══ LISTING ══

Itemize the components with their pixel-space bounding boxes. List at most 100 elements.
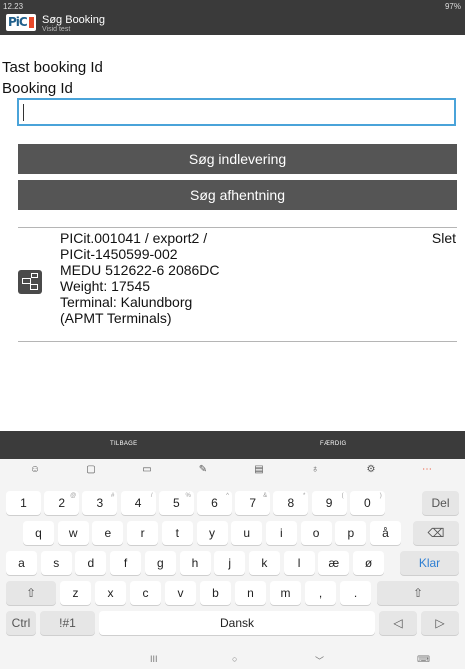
key-g[interactable]: g xyxy=(144,551,176,575)
more-icon[interactable]: ⋯ xyxy=(417,462,437,478)
clipboard-icon[interactable]: ▤ xyxy=(249,462,269,478)
key-1[interactable]: 1 xyxy=(6,491,41,515)
key-label: n xyxy=(247,586,254,600)
search-pickup-button[interactable]: Søg afhentning xyxy=(18,180,457,210)
key-z[interactable]: z xyxy=(60,581,91,605)
home-icon[interactable]: ○ xyxy=(232,654,237,664)
key-9[interactable]: 9( xyxy=(311,491,347,515)
app-title: Søg Booking xyxy=(42,14,105,26)
key-secondary-label: * xyxy=(303,493,306,499)
symbols-key[interactable]: !#1 xyxy=(40,611,95,635)
key-label: k xyxy=(261,556,268,570)
key-w[interactable]: w xyxy=(57,521,89,545)
back-icon[interactable]: ﹀ xyxy=(315,654,324,667)
key-secondary-label: ) xyxy=(379,493,382,499)
key-label: w xyxy=(68,526,78,540)
key-label: d xyxy=(87,556,95,570)
key-3[interactable]: 3 # xyxy=(82,491,118,515)
key-f[interactable]: f xyxy=(110,551,142,575)
key-u[interactable]: u xyxy=(231,521,263,545)
booking-id-label: Booking Id xyxy=(2,80,73,97)
ctrl-key[interactable]: Ctrl xyxy=(6,611,36,635)
key-label: j xyxy=(228,556,232,570)
recent-apps-icon[interactable]: III xyxy=(150,654,158,664)
key-0[interactable]: 0) xyxy=(349,491,385,515)
list-divider xyxy=(18,341,457,342)
key-label: c xyxy=(142,586,149,600)
key-period[interactable]: . xyxy=(340,581,371,605)
key-o[interactable]: o xyxy=(300,521,332,545)
key-ø[interactable]: ø xyxy=(353,551,384,575)
key-i[interactable]: i xyxy=(265,521,297,545)
key-e[interactable]: e xyxy=(92,521,124,545)
key-secondary-label: ( xyxy=(341,493,344,499)
key-2[interactable]: 2 @ xyxy=(44,491,80,515)
logo-text: PiC xyxy=(8,15,28,29)
key-x[interactable]: x xyxy=(95,581,126,605)
key-t[interactable]: t xyxy=(161,521,193,545)
booking-line: Terminal: Kalundborg xyxy=(60,294,193,310)
arrow-left-key[interactable]: ◁ xyxy=(379,611,417,635)
key-j[interactable]: j xyxy=(214,551,246,575)
key-v[interactable]: v xyxy=(165,581,196,605)
app-header: 12.23 97% PiC Søg Booking Visid test xyxy=(0,0,465,35)
key-secondary-label: # xyxy=(111,493,115,499)
key-7[interactable]: 7 & xyxy=(235,491,271,515)
key-k[interactable]: k xyxy=(248,551,280,575)
shift-key-right[interactable]: ⇧ xyxy=(377,581,459,605)
key-label: Ctrl xyxy=(11,616,31,630)
delete-key[interactable]: Del xyxy=(422,491,459,515)
key-label: e xyxy=(104,526,112,540)
key-label: s xyxy=(53,556,60,570)
key-label: . xyxy=(353,586,358,600)
keyboard-icon[interactable]: ⌨ xyxy=(417,654,430,665)
done-button[interactable]: FÆRDIG xyxy=(320,441,346,447)
gif-icon[interactable]: ▭ xyxy=(137,462,157,478)
key-b[interactable]: b xyxy=(200,581,231,605)
key-p[interactable]: p xyxy=(335,521,367,545)
emoji-icon[interactable]: ☺ xyxy=(25,462,45,478)
key-label: 0 xyxy=(363,496,371,510)
search-delivery-button[interactable]: Søg indlevering xyxy=(18,144,457,174)
key-5[interactable]: 5% xyxy=(158,491,194,515)
key-æ[interactable]: æ xyxy=(318,551,350,575)
key-label: 4 xyxy=(134,496,142,510)
key-secondary-label: / xyxy=(150,493,153,499)
key-a[interactable]: a xyxy=(6,551,37,575)
key-r[interactable]: r xyxy=(127,521,159,545)
status-time: 12.23 xyxy=(3,2,24,11)
settings-icon[interactable]: ⚙ xyxy=(361,462,381,478)
key-4[interactable]: 4/ xyxy=(120,491,156,515)
key-s[interactable]: s xyxy=(40,551,72,575)
key-q[interactable]: q xyxy=(23,521,54,545)
key-label: b xyxy=(212,586,219,600)
key-n[interactable]: n xyxy=(235,581,266,605)
back-button[interactable]: TILBAGE xyxy=(110,441,137,447)
key-h[interactable]: h xyxy=(179,551,211,575)
delete-button[interactable]: Slet xyxy=(432,230,456,246)
key-å[interactable]: å xyxy=(370,521,401,545)
key-d[interactable]: d xyxy=(75,551,107,575)
space-key[interactable]: Dansk xyxy=(99,611,375,635)
key-8[interactable]: 8 * xyxy=(273,491,309,515)
sticker-icon[interactable]: ▢ xyxy=(81,462,101,478)
logo-accent xyxy=(29,17,34,28)
backspace-key[interactable]: ⌫ xyxy=(413,521,459,545)
handwriting-icon[interactable]: ✎ xyxy=(193,462,213,478)
key-c[interactable]: c xyxy=(130,581,161,605)
key-comma[interactable]: , xyxy=(305,581,336,605)
list-divider xyxy=(18,227,457,228)
key-m[interactable]: m xyxy=(270,581,301,605)
arrow-right-key[interactable]: ▷ xyxy=(421,611,459,635)
booking-id-input[interactable] xyxy=(17,98,456,126)
key-y[interactable]: y xyxy=(196,521,228,545)
microphone-icon[interactable]: ♁ xyxy=(305,462,325,478)
booking-list-item[interactable]: PICit.001041 / export2 / PICit-1450599-0… xyxy=(60,230,220,326)
key-6[interactable]: 6 ^ xyxy=(197,491,232,515)
shift-key[interactable]: ⇧ xyxy=(6,581,56,605)
navigation-bar: III ○ ﹀ ⌨ xyxy=(0,651,465,669)
key-label: a xyxy=(18,556,25,570)
enter-key[interactable]: Klar xyxy=(400,551,459,575)
key-label: 1 xyxy=(20,496,27,510)
key-l[interactable]: l xyxy=(283,551,315,575)
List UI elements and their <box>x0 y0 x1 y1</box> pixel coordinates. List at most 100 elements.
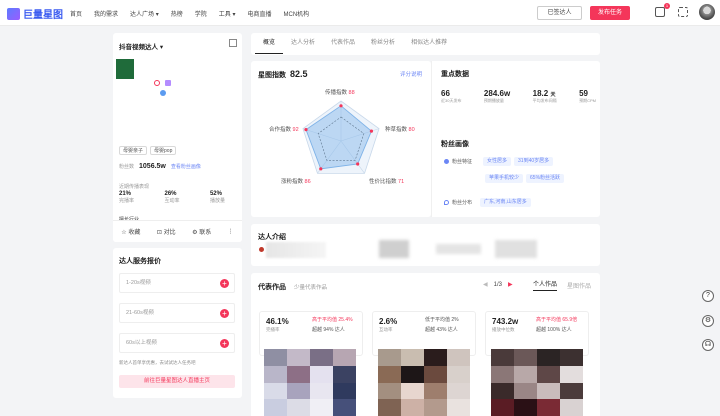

═══

REQUIREMENT ▸ Reproduce every line of the rows above verbatim, leaving out the pictures.

WRITTEN RESPONSE ▸
Itemize the components with their pixel-space bounding boxes. List at most 100 elements.
key-g[interactable]: g xyxy=(144,551,176,575)
more-icon[interactable]: ⋯ xyxy=(417,462,437,478)
clipboard-icon[interactable]: ▤ xyxy=(249,462,269,478)
key-1[interactable]: 1 xyxy=(6,491,41,515)
key-label: n xyxy=(247,586,254,600)
search-pickup-button[interactable]: Søg afhentning xyxy=(18,180,457,210)
key-z[interactable]: z xyxy=(60,581,91,605)
home-icon[interactable]: ○ xyxy=(232,654,237,664)
key-9[interactable]: 9( xyxy=(311,491,347,515)
app-title: Søg Booking xyxy=(42,14,105,26)
key-secondary-label: * xyxy=(303,493,306,499)
symbols-key[interactable]: !#1 xyxy=(40,611,95,635)
key-label: k xyxy=(261,556,268,570)
key-w[interactable]: w xyxy=(57,521,89,545)
back-icon[interactable]: ﹀ xyxy=(315,654,324,667)
key-secondary-label: ) xyxy=(379,493,382,499)
key-label: w xyxy=(68,526,78,540)
key-label: d xyxy=(87,556,95,570)
key-3[interactable]: 3 # xyxy=(82,491,118,515)
key-f[interactable]: f xyxy=(110,551,142,575)
key-u[interactable]: u xyxy=(231,521,263,545)
booking-id-label: Booking Id xyxy=(2,80,73,97)
ctrl-key[interactable]: Ctrl xyxy=(6,611,36,635)
key-label: j xyxy=(228,556,232,570)
recent-apps-icon[interactable]: III xyxy=(150,654,158,664)
key-0[interactable]: 0) xyxy=(349,491,385,515)
list-divider xyxy=(18,341,457,342)
key-label: c xyxy=(142,586,149,600)
key-period[interactable]: . xyxy=(340,581,371,605)
key-o[interactable]: o xyxy=(300,521,332,545)
key-ø[interactable]: ø xyxy=(353,551,384,575)
key-i[interactable]: i xyxy=(265,521,297,545)
key-e[interactable]: e xyxy=(92,521,124,545)
key-secondary-label: ( xyxy=(341,493,344,499)
key-2[interactable]: 2 @ xyxy=(44,491,80,515)
logo-text: PiC xyxy=(8,15,28,29)
key-x[interactable]: x xyxy=(95,581,126,605)
key-t[interactable]: t xyxy=(161,521,193,545)
booking-line: Terminal: Kalundborg xyxy=(60,294,193,310)
arrow-left-key[interactable]: ◁ xyxy=(379,611,417,635)
key-j[interactable]: j xyxy=(214,551,246,575)
key-v[interactable]: v xyxy=(165,581,196,605)
app-header: 12.23 97% PiC Søg Booking Visid test xyxy=(0,0,465,35)
key-secondary-label: # xyxy=(111,493,115,499)
key-7[interactable]: 7 & xyxy=(235,491,271,515)
key-k[interactable]: k xyxy=(248,551,280,575)
shift-key-right[interactable]: ⇧ xyxy=(377,581,459,605)
key-label: Ctrl xyxy=(11,616,31,630)
delete-key[interactable]: Del xyxy=(422,491,459,515)
key-label: e xyxy=(104,526,112,540)
key-label: s xyxy=(53,556,60,570)
key-label: . xyxy=(353,586,358,600)
keyboard-icon[interactable]: ⌨ xyxy=(417,654,430,665)
done-button[interactable]: FÆRDIG xyxy=(320,441,346,447)
gif-icon[interactable]: ▭ xyxy=(137,462,157,478)
key-b[interactable]: b xyxy=(200,581,231,605)
key-p[interactable]: p xyxy=(335,521,367,545)
emoji-icon[interactable]: ☺ xyxy=(25,462,45,478)
key-label: 0 xyxy=(363,496,371,510)
search-delivery-button[interactable]: Søg indlevering xyxy=(18,144,457,174)
key-5[interactable]: 5% xyxy=(158,491,194,515)
key-æ[interactable]: æ xyxy=(318,551,350,575)
key-label: 4 xyxy=(134,496,142,510)
key-secondary-label: / xyxy=(150,493,153,499)
key-a[interactable]: a xyxy=(6,551,37,575)
key-r[interactable]: r xyxy=(127,521,159,545)
status-time: 12.23 xyxy=(3,2,24,11)
settings-icon[interactable]: ⚙ xyxy=(361,462,381,478)
key-4[interactable]: 4/ xyxy=(120,491,156,515)
key-s[interactable]: s xyxy=(40,551,72,575)
key-q[interactable]: q xyxy=(23,521,54,545)
key-label: b xyxy=(212,586,219,600)
key-n[interactable]: n xyxy=(235,581,266,605)
back-button[interactable]: TILBAGE xyxy=(110,441,137,447)
key-h[interactable]: h xyxy=(179,551,211,575)
delete-button[interactable]: Slet xyxy=(432,230,456,246)
key-å[interactable]: å xyxy=(370,521,401,545)
key-d[interactable]: d xyxy=(75,551,107,575)
space-key[interactable]: Dansk xyxy=(99,611,375,635)
key-8[interactable]: 8 * xyxy=(273,491,309,515)
sticker-icon[interactable]: ▢ xyxy=(81,462,101,478)
logo-accent xyxy=(29,17,34,28)
backspace-key[interactable]: ⌫ xyxy=(413,521,459,545)
handwriting-icon[interactable]: ✎ xyxy=(193,462,213,478)
key-c[interactable]: c xyxy=(130,581,161,605)
key-comma[interactable]: , xyxy=(305,581,336,605)
list-divider xyxy=(18,227,457,228)
key-m[interactable]: m xyxy=(270,581,301,605)
arrow-right-key[interactable]: ▷ xyxy=(421,611,459,635)
booking-id-input[interactable] xyxy=(17,98,456,126)
key-y[interactable]: y xyxy=(196,521,228,545)
microphone-icon[interactable]: ♁ xyxy=(305,462,325,478)
booking-list-item[interactable]: PICit.001041 / export2 / PICit-1450599-0… xyxy=(60,230,220,326)
key-6[interactable]: 6 ^ xyxy=(197,491,232,515)
shift-key[interactable]: ⇧ xyxy=(6,581,56,605)
navigation-bar: III ○ ﹀ ⌨ xyxy=(0,651,465,669)
key-label: a xyxy=(18,556,25,570)
enter-key[interactable]: Klar xyxy=(400,551,459,575)
key-label: 1 xyxy=(20,496,27,510)
key-l[interactable]: l xyxy=(283,551,315,575)
List UI elements and their <box>x0 y0 x1 y1</box> pixel coordinates. List at most 100 elements.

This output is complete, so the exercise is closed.